*Given task*:
Each entry below is to be transcribed exactly.

-- BEGIN Available data --

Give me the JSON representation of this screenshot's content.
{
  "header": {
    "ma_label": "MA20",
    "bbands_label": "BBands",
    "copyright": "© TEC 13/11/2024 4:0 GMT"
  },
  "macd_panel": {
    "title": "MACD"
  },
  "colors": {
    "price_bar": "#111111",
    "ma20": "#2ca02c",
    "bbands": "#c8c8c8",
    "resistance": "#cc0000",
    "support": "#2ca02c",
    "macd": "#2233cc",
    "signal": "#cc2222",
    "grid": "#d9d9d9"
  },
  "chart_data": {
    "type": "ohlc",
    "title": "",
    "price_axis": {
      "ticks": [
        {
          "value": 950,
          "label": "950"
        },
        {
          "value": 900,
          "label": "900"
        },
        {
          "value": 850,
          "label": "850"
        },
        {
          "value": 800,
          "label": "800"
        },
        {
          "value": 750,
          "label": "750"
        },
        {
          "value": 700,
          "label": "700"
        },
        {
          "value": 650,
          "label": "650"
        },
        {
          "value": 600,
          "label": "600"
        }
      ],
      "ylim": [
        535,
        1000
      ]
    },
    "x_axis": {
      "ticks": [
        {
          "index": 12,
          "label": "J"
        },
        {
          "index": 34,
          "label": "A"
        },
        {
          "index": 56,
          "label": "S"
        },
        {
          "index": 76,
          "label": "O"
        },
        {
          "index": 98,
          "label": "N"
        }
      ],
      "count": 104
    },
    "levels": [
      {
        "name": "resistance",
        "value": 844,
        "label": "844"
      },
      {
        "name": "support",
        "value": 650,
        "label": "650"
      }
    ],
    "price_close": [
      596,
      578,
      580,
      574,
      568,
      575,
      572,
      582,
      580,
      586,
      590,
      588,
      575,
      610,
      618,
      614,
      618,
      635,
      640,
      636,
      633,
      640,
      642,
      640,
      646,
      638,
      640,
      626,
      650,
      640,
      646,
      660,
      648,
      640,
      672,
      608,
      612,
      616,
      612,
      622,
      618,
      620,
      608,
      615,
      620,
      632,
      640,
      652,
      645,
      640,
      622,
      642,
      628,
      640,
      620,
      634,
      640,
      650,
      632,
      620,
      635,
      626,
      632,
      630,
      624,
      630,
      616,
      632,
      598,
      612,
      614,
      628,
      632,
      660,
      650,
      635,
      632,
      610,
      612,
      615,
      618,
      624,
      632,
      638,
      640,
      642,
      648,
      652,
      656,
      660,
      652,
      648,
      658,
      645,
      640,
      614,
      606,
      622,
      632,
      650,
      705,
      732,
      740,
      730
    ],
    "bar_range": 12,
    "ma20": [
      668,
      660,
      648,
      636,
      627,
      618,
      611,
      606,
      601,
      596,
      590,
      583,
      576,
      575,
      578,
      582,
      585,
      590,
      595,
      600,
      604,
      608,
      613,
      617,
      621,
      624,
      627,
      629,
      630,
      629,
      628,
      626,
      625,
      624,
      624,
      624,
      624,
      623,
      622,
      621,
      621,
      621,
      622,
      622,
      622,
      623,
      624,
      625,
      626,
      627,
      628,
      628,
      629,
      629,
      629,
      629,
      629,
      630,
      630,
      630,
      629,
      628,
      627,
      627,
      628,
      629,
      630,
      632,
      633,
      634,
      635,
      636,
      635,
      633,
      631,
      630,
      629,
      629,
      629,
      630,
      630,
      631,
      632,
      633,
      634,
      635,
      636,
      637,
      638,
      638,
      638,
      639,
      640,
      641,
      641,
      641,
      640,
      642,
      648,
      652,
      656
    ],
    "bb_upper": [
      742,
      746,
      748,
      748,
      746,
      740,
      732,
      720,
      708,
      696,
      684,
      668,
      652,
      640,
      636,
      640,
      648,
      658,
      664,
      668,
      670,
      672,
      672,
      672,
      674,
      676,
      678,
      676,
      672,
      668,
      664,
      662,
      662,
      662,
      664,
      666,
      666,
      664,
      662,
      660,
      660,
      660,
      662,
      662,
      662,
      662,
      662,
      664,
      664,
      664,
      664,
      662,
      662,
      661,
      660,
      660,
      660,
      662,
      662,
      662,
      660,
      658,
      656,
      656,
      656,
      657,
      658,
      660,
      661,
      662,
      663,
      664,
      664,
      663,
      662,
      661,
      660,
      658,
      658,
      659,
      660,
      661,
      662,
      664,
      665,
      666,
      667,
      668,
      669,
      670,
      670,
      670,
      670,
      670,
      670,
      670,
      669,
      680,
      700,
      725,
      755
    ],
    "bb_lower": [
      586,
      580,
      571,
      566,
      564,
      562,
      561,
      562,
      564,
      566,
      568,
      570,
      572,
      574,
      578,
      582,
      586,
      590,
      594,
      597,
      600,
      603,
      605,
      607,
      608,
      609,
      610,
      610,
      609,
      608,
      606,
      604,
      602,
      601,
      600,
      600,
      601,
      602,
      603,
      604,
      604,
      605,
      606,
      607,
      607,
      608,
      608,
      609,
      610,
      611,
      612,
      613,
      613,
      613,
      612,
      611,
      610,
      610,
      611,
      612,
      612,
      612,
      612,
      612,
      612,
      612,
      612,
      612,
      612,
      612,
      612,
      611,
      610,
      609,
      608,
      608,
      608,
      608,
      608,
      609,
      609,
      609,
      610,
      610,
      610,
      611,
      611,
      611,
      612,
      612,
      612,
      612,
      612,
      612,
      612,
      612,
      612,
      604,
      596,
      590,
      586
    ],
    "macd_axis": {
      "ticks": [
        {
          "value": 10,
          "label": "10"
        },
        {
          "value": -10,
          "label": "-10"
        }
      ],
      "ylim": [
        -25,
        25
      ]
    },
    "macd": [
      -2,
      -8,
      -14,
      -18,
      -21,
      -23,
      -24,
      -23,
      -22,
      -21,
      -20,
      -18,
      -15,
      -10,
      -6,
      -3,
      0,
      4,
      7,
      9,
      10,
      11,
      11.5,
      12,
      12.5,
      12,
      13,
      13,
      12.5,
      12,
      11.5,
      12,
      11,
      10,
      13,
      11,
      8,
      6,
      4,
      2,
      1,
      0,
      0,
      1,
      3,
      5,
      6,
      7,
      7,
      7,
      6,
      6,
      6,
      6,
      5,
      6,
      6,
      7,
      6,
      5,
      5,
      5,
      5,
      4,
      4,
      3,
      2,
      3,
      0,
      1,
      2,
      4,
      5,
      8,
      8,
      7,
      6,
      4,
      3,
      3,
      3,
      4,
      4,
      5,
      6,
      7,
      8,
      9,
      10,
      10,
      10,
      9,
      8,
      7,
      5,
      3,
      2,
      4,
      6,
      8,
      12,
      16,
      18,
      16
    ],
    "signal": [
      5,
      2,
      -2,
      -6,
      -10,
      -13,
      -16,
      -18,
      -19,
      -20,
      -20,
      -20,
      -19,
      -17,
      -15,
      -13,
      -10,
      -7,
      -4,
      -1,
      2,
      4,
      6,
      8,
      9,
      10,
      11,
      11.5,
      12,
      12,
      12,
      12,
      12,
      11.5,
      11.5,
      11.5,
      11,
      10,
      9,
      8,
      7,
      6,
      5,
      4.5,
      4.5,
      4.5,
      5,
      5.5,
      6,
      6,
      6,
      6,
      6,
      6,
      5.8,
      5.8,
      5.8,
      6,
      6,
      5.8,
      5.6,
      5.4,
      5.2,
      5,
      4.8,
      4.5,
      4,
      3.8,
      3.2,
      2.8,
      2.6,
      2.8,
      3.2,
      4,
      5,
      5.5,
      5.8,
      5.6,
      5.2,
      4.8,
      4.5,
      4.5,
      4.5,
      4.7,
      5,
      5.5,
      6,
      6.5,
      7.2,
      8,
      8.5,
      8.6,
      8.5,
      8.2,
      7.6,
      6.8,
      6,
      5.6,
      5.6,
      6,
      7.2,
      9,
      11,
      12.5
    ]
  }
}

-- END Available data --

*Response*:
Give me the JSON representation of this screenshot's content.
{
  "header": {
    "ma_label": "MA20",
    "bbands_label": "BBands",
    "copyright": "© TEC 13/11/2024 4:0 GMT"
  },
  "macd_panel": {
    "title": "MACD"
  },
  "colors": {
    "price_bar": "#111111",
    "ma20": "#2ca02c",
    "bbands": "#c8c8c8",
    "resistance": "#cc0000",
    "support": "#2ca02c",
    "macd": "#2233cc",
    "signal": "#cc2222",
    "grid": "#d9d9d9"
  },
  "chart_data": {
    "type": "ohlc",
    "title": "",
    "price_axis": {
      "ticks": [
        {
          "value": 950,
          "label": "950"
        },
        {
          "value": 900,
          "label": "900"
        },
        {
          "value": 850,
          "label": "850"
        },
        {
          "value": 800,
          "label": "800"
        },
        {
          "value": 750,
          "label": "750"
        },
        {
          "value": 700,
          "label": "700"
        },
        {
          "value": 650,
          "label": "650"
        },
        {
          "value": 600,
          "label": "600"
        }
      ],
      "ylim": [
        535,
        1000
      ]
    },
    "x_axis": {
      "ticks": [
        {
          "index": 12,
          "label": "J"
        },
        {
          "index": 34,
          "label": "A"
        },
        {
          "index": 56,
          "label": "S"
        },
        {
          "index": 76,
          "label": "O"
        },
        {
          "index": 98,
          "label": "N"
        }
      ],
      "count": 104
    },
    "levels": [
      {
        "name": "resistance",
        "value": 844,
        "label": "844"
      },
      {
        "name": "support",
        "value": 650,
        "label": "650"
      }
    ],
    "price_close": [
      596,
      578,
      580,
      574,
      568,
      575,
      572,
      582,
      580,
      586,
      590,
      588,
      575,
      610,
      618,
      614,
      618,
      635,
      640,
      636,
      633,
      640,
      642,
      640,
      646,
      638,
      640,
      626,
      650,
      640,
      646,
      660,
      648,
      640,
      672,
      608,
      612,
      616,
      612,
      622,
      618,
      620,
      608,
      615,
      620,
      632,
      640,
      652,
      645,
      640,
      622,
      642,
      628,
      640,
      620,
      634,
      640,
      650,
      632,
      620,
      635,
      626,
      632,
      630,
      624,
      630,
      616,
      632,
      598,
      612,
      614,
      628,
      632,
      660,
      650,
      635,
      632,
      610,
      612,
      615,
      618,
      624,
      632,
      638,
      640,
      642,
      648,
      652,
      656,
      660,
      652,
      648,
      658,
      645,
      640,
      614,
      606,
      622,
      632,
      650,
      705,
      732,
      740,
      730
    ],
    "bar_range": 12,
    "ma20": [
      668,
      660,
      648,
      636,
      627,
      618,
      611,
      606,
      601,
      596,
      590,
      583,
      576,
      575,
      578,
      582,
      585,
      590,
      595,
      600,
      604,
      608,
      613,
      617,
      621,
      624,
      627,
      629,
      630,
      629,
      628,
      626,
      625,
      624,
      624,
      624,
      624,
      623,
      622,
      621,
      621,
      621,
      622,
      622,
      622,
      623,
      624,
      625,
      626,
      627,
      628,
      628,
      629,
      629,
      629,
      629,
      629,
      630,
      630,
      630,
      629,
      628,
      627,
      627,
      628,
      629,
      630,
      632,
      633,
      634,
      635,
      636,
      635,
      633,
      631,
      630,
      629,
      629,
      629,
      630,
      630,
      631,
      632,
      633,
      634,
      635,
      636,
      637,
      638,
      638,
      638,
      639,
      640,
      641,
      641,
      641,
      640,
      642,
      648,
      652,
      656
    ],
    "bb_upper": [
      742,
      746,
      748,
      748,
      746,
      740,
      732,
      720,
      708,
      696,
      684,
      668,
      652,
      640,
      636,
      640,
      648,
      658,
      664,
      668,
      670,
      672,
      672,
      672,
      674,
      676,
      678,
      676,
      672,
      668,
      664,
      662,
      662,
      662,
      664,
      666,
      666,
      664,
      662,
      660,
      660,
      660,
      662,
      662,
      662,
      662,
      662,
      664,
      664,
      664,
      664,
      662,
      662,
      661,
      660,
      660,
      660,
      662,
      662,
      662,
      660,
      658,
      656,
      656,
      656,
      657,
      658,
      660,
      661,
      662,
      663,
      664,
      664,
      663,
      662,
      661,
      660,
      658,
      658,
      659,
      660,
      661,
      662,
      664,
      665,
      666,
      667,
      668,
      669,
      670,
      670,
      670,
      670,
      670,
      670,
      670,
      669,
      680,
      700,
      725,
      755
    ],
    "bb_lower": [
      586,
      580,
      571,
      566,
      564,
      562,
      561,
      562,
      564,
      566,
      568,
      570,
      572,
      574,
      578,
      582,
      586,
      590,
      594,
      597,
      600,
      603,
      605,
      607,
      608,
      609,
      610,
      610,
      609,
      608,
      606,
      604,
      602,
      601,
      600,
      600,
      601,
      602,
      603,
      604,
      604,
      605,
      606,
      607,
      607,
      608,
      608,
      609,
      610,
      611,
      612,
      613,
      613,
      613,
      612,
      611,
      610,
      610,
      611,
      612,
      612,
      612,
      612,
      612,
      612,
      612,
      612,
      612,
      612,
      612,
      612,
      611,
      610,
      609,
      608,
      608,
      608,
      608,
      608,
      609,
      609,
      609,
      610,
      610,
      610,
      611,
      611,
      611,
      612,
      612,
      612,
      612,
      612,
      612,
      612,
      612,
      612,
      604,
      596,
      590,
      586
    ],
    "macd_axis": {
      "ticks": [
        {
          "value": 10,
          "label": "10"
        },
        {
          "value": -10,
          "label": "-10"
        }
      ],
      "ylim": [
        -25,
        25
      ]
    },
    "macd": [
      -2,
      -8,
      -14,
      -18,
      -21,
      -23,
      -24,
      -23,
      -22,
      -21,
      -20,
      -18,
      -15,
      -10,
      -6,
      -3,
      0,
      4,
      7,
      9,
      10,
      11,
      11.5,
      12,
      12.5,
      12,
      13,
      13,
      12.5,
      12,
      11.5,
      12,
      11,
      10,
      13,
      11,
      8,
      6,
      4,
      2,
      1,
      0,
      0,
      1,
      3,
      5,
      6,
      7,
      7,
      7,
      6,
      6,
      6,
      6,
      5,
      6,
      6,
      7,
      6,
      5,
      5,
      5,
      5,
      4,
      4,
      3,
      2,
      3,
      0,
      1,
      2,
      4,
      5,
      8,
      8,
      7,
      6,
      4,
      3,
      3,
      3,
      4,
      4,
      5,
      6,
      7,
      8,
      9,
      10,
      10,
      10,
      9,
      8,
      7,
      5,
      3,
      2,
      4,
      6,
      8,
      12,
      16,
      18,
      16
    ],
    "signal": [
      5,
      2,
      -2,
      -6,
      -10,
      -13,
      -16,
      -18,
      -19,
      -20,
      -20,
      -20,
      -19,
      -17,
      -15,
      -13,
      -10,
      -7,
      -4,
      -1,
      2,
      4,
      6,
      8,
      9,
      10,
      11,
      11.5,
      12,
      12,
      12,
      12,
      12,
      11.5,
      11.5,
      11.5,
      11,
      10,
      9,
      8,
      7,
      6,
      5,
      4.5,
      4.5,
      4.5,
      5,
      5.5,
      6,
      6,
      6,
      6,
      6,
      6,
      5.8,
      5.8,
      5.8,
      6,
      6,
      5.8,
      5.6,
      5.4,
      5.2,
      5,
      4.8,
      4.5,
      4,
      3.8,
      3.2,
      2.8,
      2.6,
      2.8,
      3.2,
      4,
      5,
      5.5,
      5.8,
      5.6,
      5.2,
      4.8,
      4.5,
      4.5,
      4.5,
      4.7,
      5,
      5.5,
      6,
      6.5,
      7.2,
      8,
      8.5,
      8.6,
      8.5,
      8.2,
      7.6,
      6.8,
      6,
      5.6,
      5.6,
      6,
      7.2,
      9,
      11,
      12.5
    ]
  }
}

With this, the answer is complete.